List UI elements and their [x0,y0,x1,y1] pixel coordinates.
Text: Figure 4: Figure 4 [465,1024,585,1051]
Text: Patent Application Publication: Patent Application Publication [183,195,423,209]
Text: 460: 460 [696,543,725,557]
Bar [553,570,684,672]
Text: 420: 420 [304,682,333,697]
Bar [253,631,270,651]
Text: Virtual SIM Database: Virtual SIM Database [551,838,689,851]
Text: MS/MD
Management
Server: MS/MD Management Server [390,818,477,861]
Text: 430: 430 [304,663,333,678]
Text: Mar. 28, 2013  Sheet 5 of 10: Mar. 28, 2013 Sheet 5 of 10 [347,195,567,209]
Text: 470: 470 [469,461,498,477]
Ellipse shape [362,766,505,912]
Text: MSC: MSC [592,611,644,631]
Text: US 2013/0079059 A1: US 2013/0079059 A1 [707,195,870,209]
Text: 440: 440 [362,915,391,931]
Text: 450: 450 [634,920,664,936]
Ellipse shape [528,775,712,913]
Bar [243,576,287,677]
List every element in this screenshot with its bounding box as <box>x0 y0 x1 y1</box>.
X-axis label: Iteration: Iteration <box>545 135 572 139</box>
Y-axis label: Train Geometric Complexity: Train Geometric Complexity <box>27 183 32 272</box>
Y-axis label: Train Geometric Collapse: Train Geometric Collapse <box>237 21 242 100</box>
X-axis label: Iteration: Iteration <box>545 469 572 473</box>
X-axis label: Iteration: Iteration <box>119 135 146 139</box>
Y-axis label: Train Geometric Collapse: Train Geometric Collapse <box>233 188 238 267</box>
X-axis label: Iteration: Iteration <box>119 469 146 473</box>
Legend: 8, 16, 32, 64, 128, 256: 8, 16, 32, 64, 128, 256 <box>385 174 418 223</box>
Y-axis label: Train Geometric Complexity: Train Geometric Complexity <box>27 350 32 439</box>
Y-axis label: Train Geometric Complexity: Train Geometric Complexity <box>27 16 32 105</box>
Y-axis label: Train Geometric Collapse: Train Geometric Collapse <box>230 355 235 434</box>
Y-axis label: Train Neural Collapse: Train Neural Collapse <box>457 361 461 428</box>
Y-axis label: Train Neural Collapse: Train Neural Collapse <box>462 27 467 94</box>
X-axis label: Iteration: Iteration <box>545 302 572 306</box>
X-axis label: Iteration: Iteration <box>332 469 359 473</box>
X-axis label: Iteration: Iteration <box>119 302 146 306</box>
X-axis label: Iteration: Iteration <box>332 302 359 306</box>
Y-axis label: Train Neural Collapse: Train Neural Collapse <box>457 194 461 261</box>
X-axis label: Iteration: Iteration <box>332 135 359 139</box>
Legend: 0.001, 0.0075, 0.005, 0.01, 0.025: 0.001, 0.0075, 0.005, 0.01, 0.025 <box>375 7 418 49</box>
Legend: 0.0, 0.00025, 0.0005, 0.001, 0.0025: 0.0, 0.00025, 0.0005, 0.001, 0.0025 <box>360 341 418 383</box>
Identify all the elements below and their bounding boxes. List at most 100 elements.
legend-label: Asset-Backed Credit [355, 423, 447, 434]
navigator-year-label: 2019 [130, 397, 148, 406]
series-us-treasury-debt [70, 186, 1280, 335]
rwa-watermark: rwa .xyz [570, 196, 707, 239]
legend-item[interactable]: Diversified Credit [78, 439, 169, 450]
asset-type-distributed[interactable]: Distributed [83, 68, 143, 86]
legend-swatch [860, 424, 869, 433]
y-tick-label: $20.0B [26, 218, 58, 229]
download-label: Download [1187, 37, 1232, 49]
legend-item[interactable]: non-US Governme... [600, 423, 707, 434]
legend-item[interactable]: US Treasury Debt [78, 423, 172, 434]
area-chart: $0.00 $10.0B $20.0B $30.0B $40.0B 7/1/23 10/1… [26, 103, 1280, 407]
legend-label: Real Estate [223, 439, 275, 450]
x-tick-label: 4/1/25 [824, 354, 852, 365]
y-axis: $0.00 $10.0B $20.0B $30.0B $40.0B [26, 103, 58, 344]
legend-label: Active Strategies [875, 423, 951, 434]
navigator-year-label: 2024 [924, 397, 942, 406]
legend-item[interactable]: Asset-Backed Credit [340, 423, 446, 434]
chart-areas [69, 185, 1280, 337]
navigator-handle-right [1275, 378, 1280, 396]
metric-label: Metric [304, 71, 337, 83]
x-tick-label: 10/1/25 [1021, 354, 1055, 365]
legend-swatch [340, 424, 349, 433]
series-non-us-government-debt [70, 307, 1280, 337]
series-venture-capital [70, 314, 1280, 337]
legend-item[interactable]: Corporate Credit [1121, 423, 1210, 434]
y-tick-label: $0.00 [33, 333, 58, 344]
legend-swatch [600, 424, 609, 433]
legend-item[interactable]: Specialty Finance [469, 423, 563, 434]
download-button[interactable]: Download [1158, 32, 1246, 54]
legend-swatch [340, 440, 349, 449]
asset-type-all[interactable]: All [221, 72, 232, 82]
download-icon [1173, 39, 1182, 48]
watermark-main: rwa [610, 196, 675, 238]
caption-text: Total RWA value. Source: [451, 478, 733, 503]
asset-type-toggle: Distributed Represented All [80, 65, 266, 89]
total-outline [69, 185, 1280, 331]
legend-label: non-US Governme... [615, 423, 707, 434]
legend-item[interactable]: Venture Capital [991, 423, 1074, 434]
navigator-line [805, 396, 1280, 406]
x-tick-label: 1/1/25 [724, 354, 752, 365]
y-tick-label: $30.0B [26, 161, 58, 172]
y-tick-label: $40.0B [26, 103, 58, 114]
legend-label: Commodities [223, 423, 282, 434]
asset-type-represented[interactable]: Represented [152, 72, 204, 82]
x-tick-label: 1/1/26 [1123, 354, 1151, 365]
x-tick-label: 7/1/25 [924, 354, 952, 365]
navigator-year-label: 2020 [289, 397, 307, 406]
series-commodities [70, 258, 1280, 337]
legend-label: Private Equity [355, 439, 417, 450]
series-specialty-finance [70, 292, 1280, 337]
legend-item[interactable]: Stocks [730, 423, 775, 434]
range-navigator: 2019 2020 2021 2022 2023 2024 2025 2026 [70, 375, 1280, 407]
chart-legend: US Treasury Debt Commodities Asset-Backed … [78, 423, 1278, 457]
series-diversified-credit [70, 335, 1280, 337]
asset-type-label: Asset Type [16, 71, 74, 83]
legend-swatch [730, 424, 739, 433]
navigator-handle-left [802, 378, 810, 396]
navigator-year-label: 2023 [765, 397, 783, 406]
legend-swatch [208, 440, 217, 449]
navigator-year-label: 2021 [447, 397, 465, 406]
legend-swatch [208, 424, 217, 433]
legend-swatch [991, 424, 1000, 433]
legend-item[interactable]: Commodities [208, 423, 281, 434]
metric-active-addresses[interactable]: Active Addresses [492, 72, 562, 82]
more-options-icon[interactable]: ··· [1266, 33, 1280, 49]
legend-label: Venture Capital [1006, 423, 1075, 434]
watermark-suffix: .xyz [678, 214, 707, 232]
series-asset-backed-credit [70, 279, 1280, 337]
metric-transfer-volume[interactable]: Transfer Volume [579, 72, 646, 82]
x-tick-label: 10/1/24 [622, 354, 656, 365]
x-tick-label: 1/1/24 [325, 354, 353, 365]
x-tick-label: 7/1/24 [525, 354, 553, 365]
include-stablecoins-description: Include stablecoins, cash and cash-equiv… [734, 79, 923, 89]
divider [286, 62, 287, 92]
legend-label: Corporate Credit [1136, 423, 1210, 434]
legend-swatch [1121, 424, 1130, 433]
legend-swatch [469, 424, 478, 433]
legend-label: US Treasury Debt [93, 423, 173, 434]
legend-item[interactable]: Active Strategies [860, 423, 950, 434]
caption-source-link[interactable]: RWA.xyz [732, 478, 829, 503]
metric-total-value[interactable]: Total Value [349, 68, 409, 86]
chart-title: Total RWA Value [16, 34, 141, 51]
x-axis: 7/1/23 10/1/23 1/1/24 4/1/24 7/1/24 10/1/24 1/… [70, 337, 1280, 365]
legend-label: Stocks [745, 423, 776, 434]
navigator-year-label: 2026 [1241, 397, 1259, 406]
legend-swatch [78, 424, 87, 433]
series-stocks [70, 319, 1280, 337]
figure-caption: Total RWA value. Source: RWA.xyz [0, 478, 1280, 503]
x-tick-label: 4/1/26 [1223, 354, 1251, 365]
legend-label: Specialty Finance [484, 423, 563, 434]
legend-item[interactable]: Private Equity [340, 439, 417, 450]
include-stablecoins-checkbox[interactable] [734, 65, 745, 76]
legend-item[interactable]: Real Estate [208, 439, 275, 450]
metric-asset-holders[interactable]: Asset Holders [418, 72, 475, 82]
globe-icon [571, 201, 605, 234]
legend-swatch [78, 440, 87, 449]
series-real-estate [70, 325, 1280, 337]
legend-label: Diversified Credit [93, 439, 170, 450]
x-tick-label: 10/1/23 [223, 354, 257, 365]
------------------------------------------------------------
Output the rows from the start of the records through the line that contains "Text: 420: 420 [304,682,333,697]", inclusive, reproducing each line exactly.

EXERCISE ANSWER:
List UI elements and their [x0,y0,x1,y1] pixel coordinates.
Text: Figure 4: Figure 4 [465,1024,585,1051]
Text: Patent Application Publication: Patent Application Publication [183,195,423,209]
Text: 460: 460 [696,543,725,557]
Bar [553,570,684,672]
Text: 420: 420 [304,682,333,697]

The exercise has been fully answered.